=== Problem description ===
Skip every image and restate the data word for word.

=== Working data ===
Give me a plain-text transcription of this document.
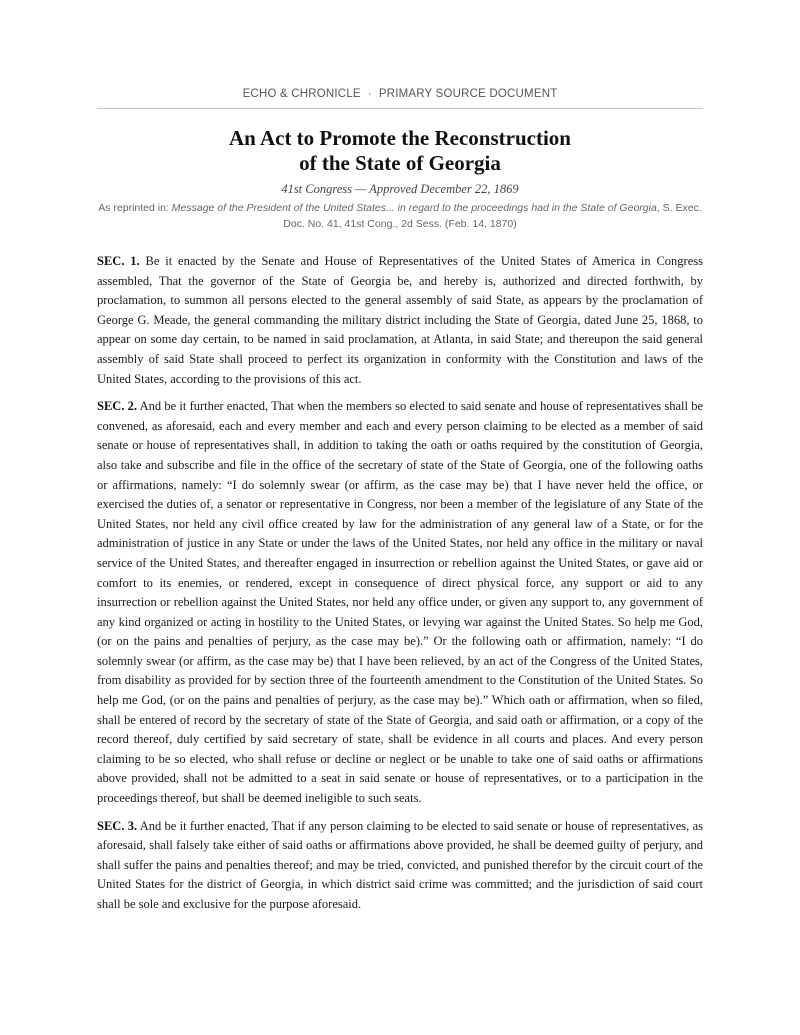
ECHO & CHRONICLE · PRIMARY SOURCE DOCUMENT
An Act to Promote the Reconstruction
of the State of Georgia
41st Congress — Approved December 22, 1869
As reprinted in: Message of the President of the United States... in regard to the proceedings had in the State of Georgia, S. Exec. Doc. No. 41, 41st Cong., 2d Sess. (Feb. 14, 1870)

SEC. 1. Be it enacted by the Senate and House of Representatives of the United States of America in Congress assembled, That the governor of the State of Georgia be, and hereby is, authorized and directed forthwith, by proclamation, to summon all persons elected to the general assembly of said State, as appears by the proclamation of George G. Meade, the general commanding the military district including the State of Georgia, dated June 25, 1868, to appear on some day certain, to be named in said proclamation, at Atlanta, in said State; and thereupon the said general assembly of said State shall proceed to perfect its organization in conformity with the Constitution and laws of the United States, according to the provisions of this act.

SEC. 2. And be it further enacted, That when the members so elected to said senate and house of representatives shall be convened, as aforesaid, each and every member and each and every person claiming to be elected as a member of said senate or house of representatives shall, in addition to taking the oath or oaths required by the constitution of Georgia, also take and subscribe and file in the office of the secretary of state of the State of Georgia, one of the following oaths or affirmations, namely: “I do solemnly swear (or affirm, as the case may be) that I have never held the office, or exercised the duties of, a senator or representative in Congress, nor been a member of the legislature of any State of the United States, nor held any civil office created by law for the administration of any general law of a State, or for the administration of justice in any State or under the laws of the United States, nor held any office in the military or naval service of the United States, and thereafter engaged in insurrection or rebellion against the United States, or gave aid or comfort to its enemies, or rendered, except in consequence of direct physical force, any support or aid to any insurrection or rebellion against the United States, nor held any office under, or given any support to, any government of any kind organized or acting in hostility to the United States, or levying war against the United States. So help me God, (or on the pains and penalties of perjury, as the case may be).” Or the following oath or affirmation, namely: “I do solemnly swear (or affirm, as the case may be) that I have been relieved, by an act of the Congress of the United States, from disability as provided for by section three of the fourteenth amendment to the Constitution of the United States. So help me God, (or on the pains and penalties of perjury, as the case may be).” Which oath or affirmation, when so filed, shall be entered of record by the secretary of state of the State of Georgia, and said oath or affirmation, or a copy of the record thereof, duly certified by said secretary of state, shall be evidence in all courts and places. And every person claiming to be so elected, who shall refuse or decline or neglect or be unable to take one of said oaths or affirmations above provided, shall not be admitted to a seat in said senate or house of representatives, or to a participation in the proceedings thereof, but shall be deemed ineligible to such seats.

SEC. 3. And be it further enacted, That if any person claiming to be elected to said senate or house of representatives, as aforesaid, shall falsely take either of said oaths or affirmations above provided, he shall be deemed guilty of perjury, and shall suffer the pains and penalties thereof; and may be tried, convicted, and punished therefor by the circuit court of the United States for the district of Georgia, in which district said crime was committed; and the jurisdiction of said court shall be sole and exclusive for the purpose aforesaid.
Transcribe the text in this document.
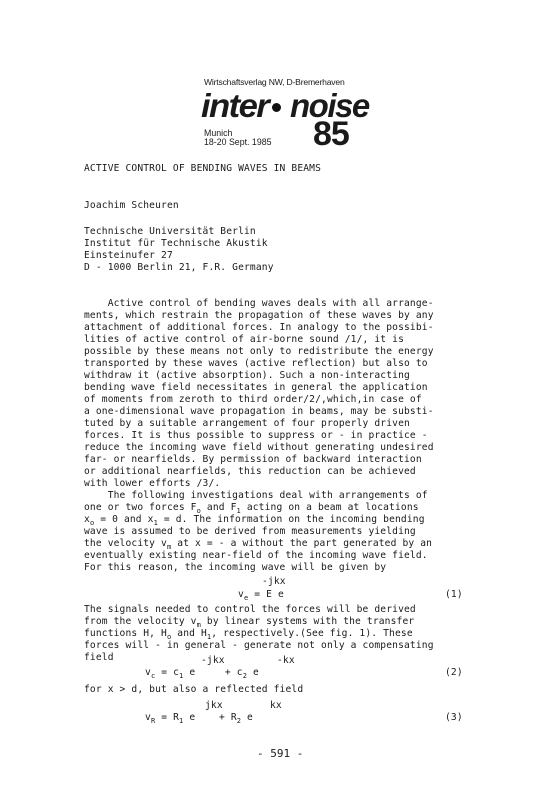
Wirtschaftsverlag NW, D-Bremerhaven
inter noise
Munich
18-20 Sept. 1985 85
ACTIVE CONTROL OF BENDING WAVES IN BEAMS
Joachim Scheuren
Technische Universität Berlin
Institut für Technische Akustik
Einsteinufer 27
D - 1000 Berlin 21, F.R. Germany
Active control of bending waves deals with all arrange-
ments, which restrain the propagation of these waves by any
attachment of additional forces. In analogy to the possibi-
lities of active control of air-borne sound /1/, it is
possible by these means not only to redistribute the energy
transported by these waves (active reflection) but also to
withdraw it (active absorption). Such a non-interacting
bending wave field necessitates in general the application
of moments from zeroth to third order/2/,which,in case of
a one-dimensional wave propagation in beams, may be substi-
tuted by a suitable arrangement of four properly driven
forces. It is thus possible to suppress or - in practice -
reduce the incoming wave field without generating undesired
far- or nearfields. By permission of backward interaction
or additional nearfields, this reduction can be achieved
with lower efforts /3/.
The following investigations deal with arrangements of
one or two forces $F_o$ and $F_1$ acting on a beam at locations
$x_o = 0$ and $x_1 = d$. The information on the incoming bending
wave is assumed to be derived from measurements yielding
the velocity $v_m$ at x = - a without the part generated by an
eventually existing near-field of the incoming wave field.
For this reason, the incoming wave will be given by
-jkx
$v_e = E$ e	(1)
The signals needed to control the forces will be derived
from the velocity $v_m$ by linear systems with the transfer
functions H, $H_o$ and $H_1$, respectively.(See fig. 1). These
forces will - in general - generate not only a compensating
field	-jkx	-kx
$v_c = c_1$ e     + $c_2$ e	(2)
for x > d, but also a reflected field
jkx	kx
$v_R = R_1$ e    + $R_2$ e	(3)
- 591 -
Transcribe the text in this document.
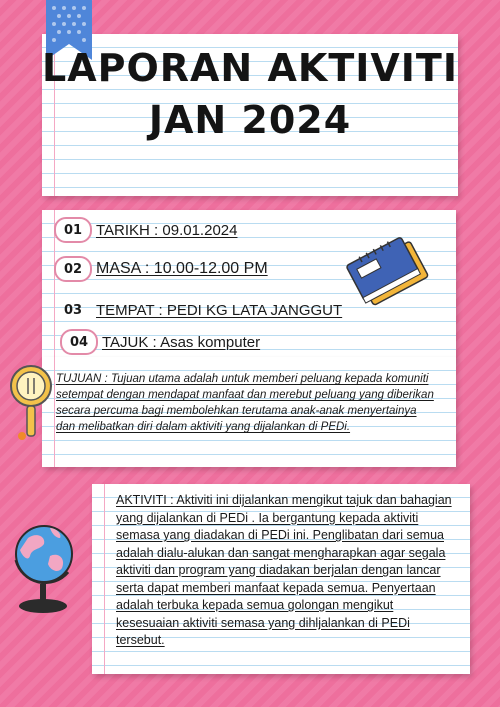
LAPORAN AKTIVITI
JAN 2024
01 TARIKH : 09.01.2024
02 MASA : 10.00-12.00 PM
03 TEMPAT : PEDI KG LATA JANGGUT
04 TAJUK : Asas komputer

TUJUAN : Tujuan utama adalah untuk memberi peluang kepada komuniti setempat dengan mendapat manfaat dan merebut peluang yang diberikan secara percuma bagi membolehkan terutama anak-anak menyertainya dan melibatkan diri dalam aktiviti yang dijalankan di PEDi.

AKTIVITI : Aktiviti ini dijalankan mengikut tajuk dan bahagian yang dijalankan di PEDi . Ia bergantung kepada aktiviti semasa yang diadakan di PEDi ini. Penglibatan dari semua adalah dialu-alukan dan sangat mengharapkan agar segala aktiviti dan program yang diadakan berjalan dengan lancar serta dapat memberi manfaat kepada semua. Penyertaan adalah terbuka kepada semua golongan mengikut kesesuaian aktiviti semasa yang dihljalankan di PEDi tersebut.
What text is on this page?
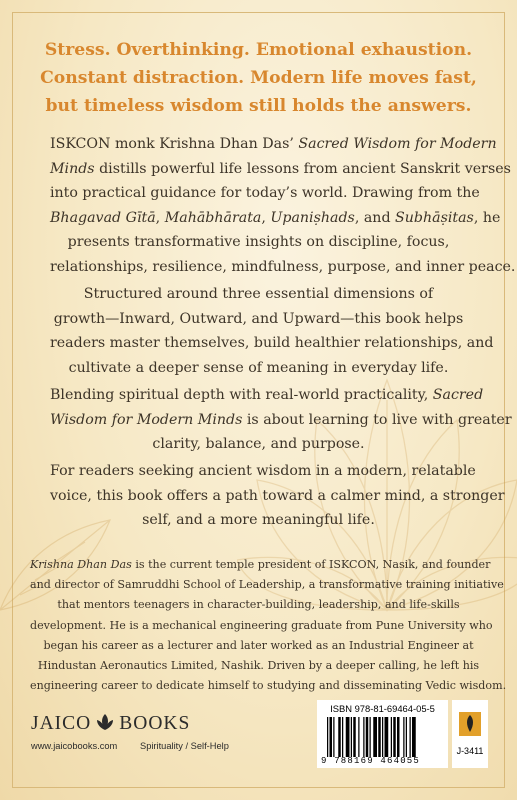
Stress. Overthinking. Emotional exhaustion.
Constant distraction. Modern life moves fast,
but timeless wisdom still holds the answers.
ISKCON monk Krishna Dhan Das’ Sacred Wisdom for Modern
Minds distills powerful life lessons from ancient Sanskrit verses
into practical guidance for today’s world. Drawing from the
Bhagavad Gītā, Mahābhārata, Upaniṣhads, and Subhāṣitas, he
presents transformative insights on discipline, focus,
relationships, resilience, mindfulness, purpose, and inner peace.
Structured around three essential dimensions of
growth—Inward, Outward, and Upward—this book helps
readers master themselves, build healthier relationships, and
cultivate a deeper sense of meaning in everyday life.
Blending spiritual depth with real-world practicality, Sacred
Wisdom for Modern Minds is about learning to live with greater
clarity, balance, and purpose.
For readers seeking ancient wisdom in a modern, relatable
voice, this book offers a path toward a calmer mind, a stronger
self, and a more meaningful life.
Krishna Dhan Das is the current temple president of ISKCON, Nasik, and founder
and director of Samruddhi School of Leadership, a transformative training initiative
that mentors teenagers in character-building, leadership, and life-skills
development. He is a mechanical engineering graduate from Pune University who
began his career as a lecturer and later worked as an Industrial Engineer at
Hindustan Aeronautics Limited, Nashik. Driven by a deeper calling, he left his
engineering career to dedicate himself to studying and disseminating Vedic wisdom.
JAICO BOOKS
www.jaicobooks.com Spirituality / Self-Help
ISBN 978-81-69464-05-5
9 788169 464055
J-3411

=== Reply to the task ===
Give me a plain-text transcription of this document.
ECHO & CHRONICLE · PRIMARY SOURCE DOCUMENT
An Act to Promote the Reconstruction
of the State of Georgia
41st Congress — Approved December 22, 1869
As reprinted in: Message of the President of the United States... in regard to the proceedings had in the State of Georgia, S. Exec. Doc. No. 41, 41st Cong., 2d Sess. (Feb. 14, 1870)

SEC. 1. Be it enacted by the Senate and House of Representatives of the United States of America in Congress assembled, That the governor of the State of Georgia be, and hereby is, authorized and directed forthwith, by proclamation, to summon all persons elected to the general assembly of said State, as appears by the proclamation of George G. Meade, the general commanding the military district including the State of Georgia, dated June 25, 1868, to appear on some day certain, to be named in said proclamation, at Atlanta, in said State; and thereupon the said general assembly of said State shall proceed to perfect its organization in conformity with the Constitution and laws of the United States, according to the provisions of this act.

SEC. 2. And be it further enacted, That when the members so elected to said senate and house of representatives shall be convened, as aforesaid, each and every member and each and every person claiming to be elected as a member of said senate or house of representatives shall, in addition to taking the oath or oaths required by the constitution of Georgia, also take and subscribe and file in the office of the secretary of state of the State of Georgia, one of the following oaths or affirmations, namely: “I do solemnly swear (or affirm, as the case may be) that I have never held the office, or exercised the duties of, a senator or representative in Congress, nor been a member of the legislature of any State of the United States, nor held any civil office created by law for the administration of any general law of a State, or for the administration of justice in any State or under the laws of the United States, nor held any office in the military or naval service of the United States, and thereafter engaged in insurrection or rebellion against the United States, or gave aid or comfort to its enemies, or rendered, except in consequence of direct physical force, any support or aid to any insurrection or rebellion against the United States, nor held any office under, or given any support to, any government of any kind organized or acting in hostility to the United States, or levying war against the United States. So help me God, (or on the pains and penalties of perjury, as the case may be).” Or the following oath or affirmation, namely: “I do solemnly swear (or affirm, as the case may be) that I have been relieved, by an act of the Congress of the United States, from disability as provided for by section three of the fourteenth amendment to the Constitution of the United States. So help me God, (or on the pains and penalties of perjury, as the case may be).” Which oath or affirmation, when so filed, shall be entered of record by the secretary of state of the State of Georgia, and said oath or affirmation, or a copy of the record thereof, duly certified by said secretary of state, shall be evidence in all courts and places. And every person claiming to be so elected, who shall refuse or decline or neglect or be unable to take one of said oaths or affirmations above provided, shall not be admitted to a seat in said senate or house of representatives, or to a participation in the proceedings thereof, but shall be deemed ineligible to such seats.

SEC. 3. And be it further enacted, That if any person claiming to be elected to said senate or house of representatives, as aforesaid, shall falsely take either of said oaths or affirmations above provided, he shall be deemed guilty of perjury, and shall suffer the pains and penalties thereof; and may be tried, convicted, and punished therefor by the circuit court of the United States for the district of Georgia, in which district said crime was committed; and the jurisdiction of said court shall be sole and exclusive for the purpose aforesaid.
Transcribe the text in this document.
Wirtschaftsverlag NW, D-Bremerhaven
inter noise
Munich
18-20 Sept. 1985 85
ACTIVE CONTROL OF BENDING WAVES IN BEAMS
Joachim Scheuren
Technische Universität Berlin
Institut für Technische Akustik
Einsteinufer 27
D - 1000 Berlin 21, F.R. Germany
Active control of bending waves deals with all arrange-
ments, which restrain the propagation of these waves by any
attachment of additional forces. In analogy to the possibi-
lities of active control of air-borne sound /1/, it is
possible by these means not only to redistribute the energy
transported by these waves (active reflection) but also to
withdraw it (active absorption). Such a non-interacting
bending wave field necessitates in general the application
of moments from zeroth to third order/2/,which,in case of
a one-dimensional wave propagation in beams, may be substi-
tuted by a suitable arrangement of four properly driven
forces. It is thus possible to suppress or - in practice -
reduce the incoming wave field without generating undesired
far- or nearfields. By permission of backward interaction
or additional nearfields, this reduction can be achieved
with lower efforts /3/.
The following investigations deal with arrangements of
one or two forces $F_o$ and $F_1$ acting on a beam at locations
$x_o = 0$ and $x_1 = d$. The information on the incoming bending
wave is assumed to be derived from measurements yielding
the velocity $v_m$ at x = - a without the part generated by an
eventually existing near-field of the incoming wave field.
For this reason, the incoming wave will be given by
-jkx
$v_e = E$ e	(1)
The signals needed to control the forces will be derived
from the velocity $v_m$ by linear systems with the transfer
functions H, $H_o$ and $H_1$, respectively.(See fig. 1). These
forces will - in general - generate not only a compensating
field	-jkx	-kx
$v_c = c_1$ e     + $c_2$ e	(2)
for x > d, but also a reflected field
jkx	kx
$v_R = R_1$ e    + $R_2$ e	(3)
- 591 -
Transcribe the text in this document.
LAPORAN AKTIVITI
JAN 2024
01 TARIKH : 09.01.2024
02 MASA : 10.00-12.00 PM
03 TEMPAT : PEDI KG LATA JANGGUT
04 TAJUK : Asas komputer

TUJUAN : Tujuan utama adalah untuk memberi peluang kepada komuniti setempat dengan mendapat manfaat dan merebut peluang yang diberikan secara percuma bagi membolehkan terutama anak-anak menyertainya dan melibatkan diri dalam aktiviti yang dijalankan di PEDi.

AKTIVITI : Aktiviti ini dijalankan mengikut tajuk dan bahagian yang dijalankan di PEDi . Ia bergantung kepada aktiviti semasa yang diadakan di PEDi ini. Penglibatan dari semua adalah dialu-alukan dan sangat mengharapkan agar segala aktiviti dan program yang diadakan berjalan dengan lancar serta dapat memberi manfaat kepada semua. Penyertaan adalah terbuka kepada semua golongan mengikut kesesuaian aktiviti semasa yang dihljalankan di PEDi tersebut.
What text is on this page?
Stress. Overthinking. Emotional exhaustion.
Constant distraction. Modern life moves fast,
but timeless wisdom still holds the answers.
ISKCON monk Krishna Dhan Das’ Sacred Wisdom for Modern
Minds distills powerful life lessons from ancient Sanskrit verses
into practical guidance for today’s world. Drawing from the
Bhagavad Gītā, Mahābhārata, Upaniṣhads, and Subhāṣitas, he
presents transformative insights on discipline, focus,
relationships, resilience, mindfulness, purpose, and inner peace.
Structured around three essential dimensions of
growth—Inward, Outward, and Upward—this book helps
readers master themselves, build healthier relationships, and
cultivate a deeper sense of meaning in everyday life.
Blending spiritual depth with real-world practicality, Sacred
Wisdom for Modern Minds is about learning to live with greater
clarity, balance, and purpose.
For readers seeking ancient wisdom in a modern, relatable
voice, this book offers a path toward a calmer mind, a stronger
self, and a more meaningful life.
Krishna Dhan Das is the current temple president of ISKCON, Nasik, and founder
and director of Samruddhi School of Leadership, a transformative training initiative
that mentors teenagers in character-building, leadership, and life-skills
development. He is a mechanical engineering graduate from Pune University who
began his career as a lecturer and later worked as an Industrial Engineer at
Hindustan Aeronautics Limited, Nashik. Driven by a deeper calling, he left his
engineering career to dedicate himself to studying and disseminating Vedic wisdom.
JAICO BOOKS
www.jaicobooks.com Spirituality / Self-Help
ISBN 978-81-69464-05-5
9 788169 464055
J-3411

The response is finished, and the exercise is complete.